**THE REQUEST:** Copy out, from the entries below, each line holding the string "label".

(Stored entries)
— START —
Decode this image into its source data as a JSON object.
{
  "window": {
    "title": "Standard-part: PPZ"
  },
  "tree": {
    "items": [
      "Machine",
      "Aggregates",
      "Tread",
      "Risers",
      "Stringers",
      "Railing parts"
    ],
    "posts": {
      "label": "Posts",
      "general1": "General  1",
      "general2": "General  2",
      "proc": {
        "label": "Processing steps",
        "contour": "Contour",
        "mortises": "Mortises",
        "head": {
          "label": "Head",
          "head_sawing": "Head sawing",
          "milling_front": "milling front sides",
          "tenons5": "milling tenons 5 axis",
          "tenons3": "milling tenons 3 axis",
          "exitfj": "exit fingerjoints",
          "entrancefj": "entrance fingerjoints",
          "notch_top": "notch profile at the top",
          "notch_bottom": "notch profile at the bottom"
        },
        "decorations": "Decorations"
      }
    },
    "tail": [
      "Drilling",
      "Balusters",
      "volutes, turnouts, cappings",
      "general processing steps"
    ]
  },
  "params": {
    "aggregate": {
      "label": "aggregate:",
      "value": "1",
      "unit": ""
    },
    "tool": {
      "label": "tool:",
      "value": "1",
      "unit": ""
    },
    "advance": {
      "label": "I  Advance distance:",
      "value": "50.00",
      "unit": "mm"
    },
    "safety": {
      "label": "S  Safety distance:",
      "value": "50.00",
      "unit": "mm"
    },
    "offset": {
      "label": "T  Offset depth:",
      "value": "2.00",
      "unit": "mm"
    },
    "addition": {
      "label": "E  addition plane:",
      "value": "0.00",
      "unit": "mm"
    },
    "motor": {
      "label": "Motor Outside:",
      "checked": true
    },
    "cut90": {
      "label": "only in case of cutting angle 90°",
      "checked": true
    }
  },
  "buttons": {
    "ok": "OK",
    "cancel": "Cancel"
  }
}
— END —
**SOLUTION TO THIS PROBLEM:**
      "label": "Posts",
        "label": "Processing steps",
          "label": "Head",
      "label": "aggregate:",
      "label": "tool:",
      "label": "I  Advance distance:",
      "label": "S  Safety distance:",
      "label": "T  Offset depth:",
      "label": "E  addition plane:",
      "label": "Motor Outside:",
      "label": "only in case of cutting angle 90°",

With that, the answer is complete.